[Collected data entries]
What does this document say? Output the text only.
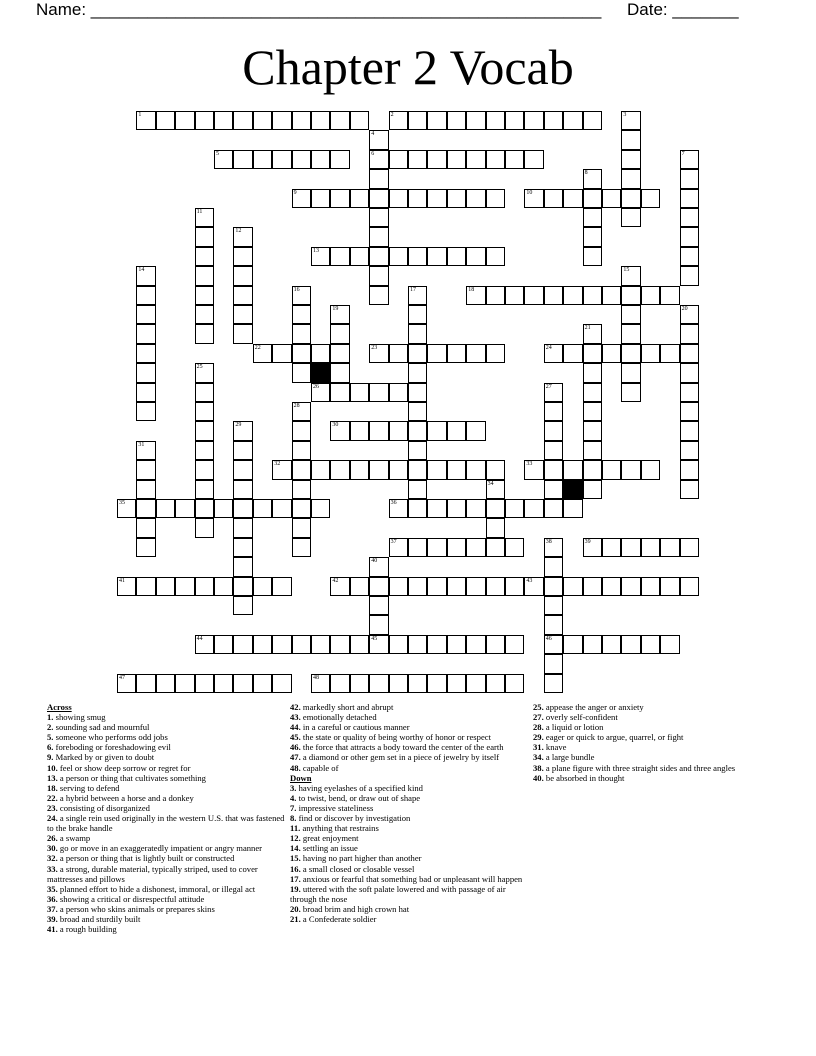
Name: ______________________________________________________ Date: _______
Chapter 2 Vocab
1	2
5	6
9	10
13
18
22	23	24
26
30
32	33
35	36
37	39
41	42	43
44	45	46
47	48
3
4
7
8
11
12
14	15
16	17
19	20
21
25
27
28
29
31
34
38
40
Across
1. showing smug
2. sounding sad and mournful
5. someone who performs odd jobs
6. foreboding or foreshadowing evil
9. Marked by or given to doubt
10. feel or show deep sorrow or regret for
13. a person or thing that cultivates something
18. serving to defend
22. a hybrid between a horse and a donkey
23. consisting of disorganized
24. a single rein used originally in the western U.S. that was fastened to the brake handle
26. a swamp
30. go or move in an exaggeratedly impatient or angry manner
32. a person or thing that is lightly built or constructed
33. a strong, durable material, typically striped, used to cover mattresses and pillows
35. planned effort to hide a dishonest, immoral, or illegal act
36. showing a critical or disrespectful attitude
37. a person who skins animals or prepares skins
39. broad and sturdily built
41. a rough building
42. markedly short and abrupt
43. emotionally detached
44. in a careful or cautious manner
45. the state or quality of being worthy of honor or respect
46. the force that attracts a body toward the center of the earth
47. a diamond or other gem set in a piece of jewelry by itself
48. capable of
Down
3. having eyelashes of a specified kind
4. to twist, bend, or draw out of shape
7. impressive stateliness
8. find or discover by investigation
11. anything that restrains
12. great enjoyment
14. settling an issue
15. having no part higher than another
16. a small closed or closable vessel
17. anxious or fearful that something bad or unpleasant will happen
19. uttered with the soft palate lowered and with passage of air through the nose
20. broad brim and high crown hat
21. a Confederate soldier
25. appease the anger or anxiety
27. overly self-confident
28. a liquid or lotion
29. eager or quick to argue, quarrel, or fight
31. knave
34. a large bundle
38. a plane figure with three straight sides and three angles
40. be absorbed in thought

■ **EXERCISE OBJECTIVE**
Show all lines in the entries above where the word "built" appears.

■ **REPLY TO THE TASK**
32. a person or thing that is lightly built or constructed
39. broad and sturdily built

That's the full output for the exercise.